* _Source passage_
========

We recently upgraded all these machines from CentOS 5.7 to CentOS 6.5. We did a “piecemeal” upgrade, usually upgrading five or so machines at a time, every few days. We noticed improved performance on the CentOS
6 boxes. But as the number of CentOS 6 boxes increased, we actually saw performance on the CentOS 5 boxes decrease. By the time we had only a few CentOS 5 boxes left, they were performing so badly as to be effectively worthless.

What we observed in parallel to this upgrade process was that the read latency on our NetApp device skyrocketed. This in turn caused all compute jobs to actually run slower, as it seemed to move the bottleneck from the client servers’ OS to the NetApp. This is somewhat counter-intuitive: CentOS 6 performs faster, but actually results in net performance loss because it creates a bottleneck on our centralized storage.

All indications are that CentOS 6 seems to be much more “aggressive”
in how it does NFS reads. And likewise, CentOS 5 was very “polite”, to the point that it basically got starved out by the introduction of the 6.5 boxes.

What I’m looking for is a “deep dive” list of changes to the NFS
implementation between CentOS 5 and CentOS 6. Or maybe this is due to a change in the TCP stack? Or maybe the scheduler? We’ve tried a lot of sysctl tcp tunings, various nfs mount options, anything that’s obviously different between 5 and 6… But so far we’ve been unable to find the “smoking gun” that causes the obvious behavior change between the two OS versions.

Just hoping that maybe someone else out there has seen something like this, or can point me to some detailed documentation that might clue me in on what to look for next.

Thanks!

11 thoughts on - Nfs (or Tcp Or Scheduler) Changes Between CentOS 5 And 6?

  • Matt Garman wrote:

    *IF* I understand you, I’ve got one question: what parms are you using to mount the storage? We had *real* performance problems when we went from 5
    to 6 – as in, unzipping a 26M file to 107M, while writing to an NFS-mounted drive, went from 30 sec or so to a *timed* 7 min. The final answer was that once we mounted the NFS filesystem with nobarrier in fstab instead of default, the time dropped to 35 or 40 sec again.

========

* _Provided material_
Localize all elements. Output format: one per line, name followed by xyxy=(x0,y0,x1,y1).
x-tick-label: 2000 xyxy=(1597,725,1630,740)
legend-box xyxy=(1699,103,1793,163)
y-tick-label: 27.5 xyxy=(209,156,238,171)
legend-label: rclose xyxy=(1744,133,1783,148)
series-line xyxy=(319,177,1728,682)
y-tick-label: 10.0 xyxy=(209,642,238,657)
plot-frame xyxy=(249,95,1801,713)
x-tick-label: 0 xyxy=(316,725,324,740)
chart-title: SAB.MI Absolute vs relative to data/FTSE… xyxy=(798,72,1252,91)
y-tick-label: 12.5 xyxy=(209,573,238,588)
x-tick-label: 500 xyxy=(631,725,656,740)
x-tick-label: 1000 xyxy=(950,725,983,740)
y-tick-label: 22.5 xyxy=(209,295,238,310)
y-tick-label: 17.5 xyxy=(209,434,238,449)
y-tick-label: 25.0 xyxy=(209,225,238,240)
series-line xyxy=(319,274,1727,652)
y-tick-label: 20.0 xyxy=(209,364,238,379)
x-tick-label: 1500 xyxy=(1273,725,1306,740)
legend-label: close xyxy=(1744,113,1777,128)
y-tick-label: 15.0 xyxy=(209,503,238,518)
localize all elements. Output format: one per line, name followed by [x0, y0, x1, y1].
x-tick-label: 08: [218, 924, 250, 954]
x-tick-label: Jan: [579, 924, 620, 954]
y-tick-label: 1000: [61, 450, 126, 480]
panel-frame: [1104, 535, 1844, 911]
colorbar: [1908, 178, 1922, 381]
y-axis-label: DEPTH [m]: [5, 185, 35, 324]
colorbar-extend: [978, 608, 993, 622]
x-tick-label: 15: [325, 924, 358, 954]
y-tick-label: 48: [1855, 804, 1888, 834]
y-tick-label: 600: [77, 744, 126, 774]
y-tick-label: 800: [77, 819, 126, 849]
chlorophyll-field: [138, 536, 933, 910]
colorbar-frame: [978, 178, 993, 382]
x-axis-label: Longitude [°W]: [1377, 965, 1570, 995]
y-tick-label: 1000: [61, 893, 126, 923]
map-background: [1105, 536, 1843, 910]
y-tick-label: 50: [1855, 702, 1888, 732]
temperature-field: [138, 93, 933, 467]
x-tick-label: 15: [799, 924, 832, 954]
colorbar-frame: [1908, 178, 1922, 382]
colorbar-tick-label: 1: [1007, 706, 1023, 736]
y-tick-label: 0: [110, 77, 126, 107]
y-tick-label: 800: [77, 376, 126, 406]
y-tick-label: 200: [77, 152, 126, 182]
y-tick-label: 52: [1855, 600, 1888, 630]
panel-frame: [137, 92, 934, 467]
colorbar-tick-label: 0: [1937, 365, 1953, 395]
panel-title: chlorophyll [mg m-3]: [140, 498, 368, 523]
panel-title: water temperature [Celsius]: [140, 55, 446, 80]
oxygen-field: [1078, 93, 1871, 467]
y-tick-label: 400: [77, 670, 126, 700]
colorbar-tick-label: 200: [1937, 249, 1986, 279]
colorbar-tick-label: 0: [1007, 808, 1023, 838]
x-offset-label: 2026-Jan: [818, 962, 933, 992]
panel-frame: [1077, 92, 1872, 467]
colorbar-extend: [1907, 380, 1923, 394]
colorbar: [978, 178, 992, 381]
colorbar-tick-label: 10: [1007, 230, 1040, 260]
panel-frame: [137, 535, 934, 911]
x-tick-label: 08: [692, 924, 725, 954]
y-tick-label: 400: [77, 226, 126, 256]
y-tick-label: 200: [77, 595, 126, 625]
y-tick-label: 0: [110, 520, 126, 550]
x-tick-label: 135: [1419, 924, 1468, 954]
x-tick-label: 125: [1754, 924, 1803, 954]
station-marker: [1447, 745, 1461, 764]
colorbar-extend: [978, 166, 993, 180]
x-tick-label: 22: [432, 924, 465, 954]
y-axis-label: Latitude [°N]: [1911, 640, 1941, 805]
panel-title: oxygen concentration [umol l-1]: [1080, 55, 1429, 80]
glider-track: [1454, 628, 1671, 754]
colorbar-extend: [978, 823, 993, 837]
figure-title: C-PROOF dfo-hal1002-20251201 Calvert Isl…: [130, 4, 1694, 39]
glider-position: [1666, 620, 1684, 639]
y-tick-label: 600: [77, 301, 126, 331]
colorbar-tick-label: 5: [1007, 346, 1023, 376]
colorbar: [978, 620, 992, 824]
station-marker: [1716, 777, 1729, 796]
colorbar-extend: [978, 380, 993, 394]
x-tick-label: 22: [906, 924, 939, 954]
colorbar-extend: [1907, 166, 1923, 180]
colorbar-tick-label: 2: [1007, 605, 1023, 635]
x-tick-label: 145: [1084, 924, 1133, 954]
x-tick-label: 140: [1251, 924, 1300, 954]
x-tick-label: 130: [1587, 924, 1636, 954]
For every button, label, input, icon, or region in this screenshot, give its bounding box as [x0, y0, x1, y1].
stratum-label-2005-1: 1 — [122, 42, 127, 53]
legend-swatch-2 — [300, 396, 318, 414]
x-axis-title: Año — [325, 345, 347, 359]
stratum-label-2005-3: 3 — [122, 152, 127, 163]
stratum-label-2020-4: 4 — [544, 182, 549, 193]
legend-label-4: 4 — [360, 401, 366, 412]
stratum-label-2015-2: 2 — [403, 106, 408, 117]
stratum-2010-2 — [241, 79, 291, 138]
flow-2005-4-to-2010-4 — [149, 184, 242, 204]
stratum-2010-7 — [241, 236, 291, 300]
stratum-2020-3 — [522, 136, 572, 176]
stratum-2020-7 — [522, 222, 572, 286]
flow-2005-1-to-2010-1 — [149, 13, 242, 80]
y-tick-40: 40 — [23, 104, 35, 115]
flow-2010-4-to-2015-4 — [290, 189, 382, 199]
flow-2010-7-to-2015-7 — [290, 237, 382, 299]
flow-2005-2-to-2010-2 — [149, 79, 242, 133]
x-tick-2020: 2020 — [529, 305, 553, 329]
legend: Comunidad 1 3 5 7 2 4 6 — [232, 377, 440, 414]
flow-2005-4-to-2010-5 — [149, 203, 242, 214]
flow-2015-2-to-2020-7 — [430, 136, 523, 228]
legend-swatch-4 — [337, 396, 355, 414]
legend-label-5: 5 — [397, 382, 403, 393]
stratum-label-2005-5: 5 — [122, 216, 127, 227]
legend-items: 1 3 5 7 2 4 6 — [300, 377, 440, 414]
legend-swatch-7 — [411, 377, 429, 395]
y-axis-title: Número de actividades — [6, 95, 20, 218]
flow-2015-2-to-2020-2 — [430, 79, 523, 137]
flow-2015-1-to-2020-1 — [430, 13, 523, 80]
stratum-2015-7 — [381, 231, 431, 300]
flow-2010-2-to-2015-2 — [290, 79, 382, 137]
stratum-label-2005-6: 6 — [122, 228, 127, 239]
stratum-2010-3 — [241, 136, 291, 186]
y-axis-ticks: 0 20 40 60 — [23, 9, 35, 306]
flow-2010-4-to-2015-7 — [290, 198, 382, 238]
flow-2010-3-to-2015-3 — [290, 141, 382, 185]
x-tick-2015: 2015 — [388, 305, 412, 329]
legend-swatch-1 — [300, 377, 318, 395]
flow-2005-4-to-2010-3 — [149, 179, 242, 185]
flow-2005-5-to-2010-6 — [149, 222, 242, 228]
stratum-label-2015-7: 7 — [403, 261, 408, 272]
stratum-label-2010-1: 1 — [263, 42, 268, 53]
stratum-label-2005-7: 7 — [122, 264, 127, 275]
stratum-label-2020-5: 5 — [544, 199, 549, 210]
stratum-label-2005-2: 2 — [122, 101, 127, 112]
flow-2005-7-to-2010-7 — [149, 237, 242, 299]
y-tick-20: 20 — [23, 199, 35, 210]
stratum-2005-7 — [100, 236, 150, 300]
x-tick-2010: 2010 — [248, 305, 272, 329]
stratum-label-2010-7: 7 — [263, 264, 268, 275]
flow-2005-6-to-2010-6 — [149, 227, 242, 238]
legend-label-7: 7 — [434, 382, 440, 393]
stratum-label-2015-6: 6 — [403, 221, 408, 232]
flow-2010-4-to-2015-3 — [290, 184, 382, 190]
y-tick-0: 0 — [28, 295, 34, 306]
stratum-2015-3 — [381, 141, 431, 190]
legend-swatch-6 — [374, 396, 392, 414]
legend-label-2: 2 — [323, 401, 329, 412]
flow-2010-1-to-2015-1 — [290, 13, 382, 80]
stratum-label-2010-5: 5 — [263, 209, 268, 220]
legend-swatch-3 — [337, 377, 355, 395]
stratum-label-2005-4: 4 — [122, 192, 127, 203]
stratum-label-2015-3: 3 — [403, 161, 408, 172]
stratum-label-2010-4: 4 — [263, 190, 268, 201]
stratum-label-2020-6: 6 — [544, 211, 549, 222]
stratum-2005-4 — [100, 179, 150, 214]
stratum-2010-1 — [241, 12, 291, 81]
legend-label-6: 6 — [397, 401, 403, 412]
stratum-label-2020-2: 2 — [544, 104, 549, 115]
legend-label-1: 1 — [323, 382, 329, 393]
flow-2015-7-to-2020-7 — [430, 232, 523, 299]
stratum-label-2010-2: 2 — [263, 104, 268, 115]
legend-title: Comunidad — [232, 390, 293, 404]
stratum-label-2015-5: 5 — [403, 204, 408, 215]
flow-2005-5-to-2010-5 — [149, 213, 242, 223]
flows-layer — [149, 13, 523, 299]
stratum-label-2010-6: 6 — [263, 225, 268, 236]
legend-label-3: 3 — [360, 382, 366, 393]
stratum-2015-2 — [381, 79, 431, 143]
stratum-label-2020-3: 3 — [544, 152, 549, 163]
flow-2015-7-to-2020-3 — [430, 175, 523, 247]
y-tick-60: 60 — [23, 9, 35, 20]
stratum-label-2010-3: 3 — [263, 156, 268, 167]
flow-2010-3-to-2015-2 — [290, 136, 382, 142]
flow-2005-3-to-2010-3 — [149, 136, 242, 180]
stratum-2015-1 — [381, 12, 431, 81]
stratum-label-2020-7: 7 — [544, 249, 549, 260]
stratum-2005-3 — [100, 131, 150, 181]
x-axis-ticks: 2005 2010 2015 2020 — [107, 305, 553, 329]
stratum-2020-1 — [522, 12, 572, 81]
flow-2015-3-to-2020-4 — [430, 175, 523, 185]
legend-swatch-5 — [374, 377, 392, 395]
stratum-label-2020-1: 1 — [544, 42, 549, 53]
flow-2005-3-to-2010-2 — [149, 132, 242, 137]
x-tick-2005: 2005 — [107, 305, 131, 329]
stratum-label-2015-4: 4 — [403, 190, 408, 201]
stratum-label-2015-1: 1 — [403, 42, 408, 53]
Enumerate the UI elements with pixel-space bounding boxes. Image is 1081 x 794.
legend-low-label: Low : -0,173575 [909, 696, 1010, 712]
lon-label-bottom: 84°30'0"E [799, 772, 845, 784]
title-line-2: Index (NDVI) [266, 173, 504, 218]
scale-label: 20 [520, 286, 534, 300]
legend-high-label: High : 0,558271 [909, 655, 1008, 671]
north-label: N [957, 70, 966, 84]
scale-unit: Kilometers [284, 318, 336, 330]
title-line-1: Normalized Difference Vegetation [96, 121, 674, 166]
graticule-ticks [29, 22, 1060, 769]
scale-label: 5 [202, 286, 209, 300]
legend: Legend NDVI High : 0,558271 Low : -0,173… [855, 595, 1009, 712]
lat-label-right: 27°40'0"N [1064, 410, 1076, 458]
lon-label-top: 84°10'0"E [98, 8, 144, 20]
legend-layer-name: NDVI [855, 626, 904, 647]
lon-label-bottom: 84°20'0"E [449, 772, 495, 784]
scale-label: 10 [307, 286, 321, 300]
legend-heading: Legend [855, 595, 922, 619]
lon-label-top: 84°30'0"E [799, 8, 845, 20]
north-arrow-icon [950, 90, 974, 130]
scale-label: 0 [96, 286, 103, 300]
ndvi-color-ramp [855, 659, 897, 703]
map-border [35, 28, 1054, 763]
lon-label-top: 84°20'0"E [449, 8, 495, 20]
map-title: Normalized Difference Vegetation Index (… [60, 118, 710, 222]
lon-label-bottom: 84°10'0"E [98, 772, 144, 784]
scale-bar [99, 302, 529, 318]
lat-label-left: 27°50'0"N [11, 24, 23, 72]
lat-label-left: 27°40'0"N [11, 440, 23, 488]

========

* _Stated goal_
In the post about upgrading from CentOS 5 to CentOS 6, which device's read latency skyrocketed during the upgrade?

* _Output of the task_
The NetApp device.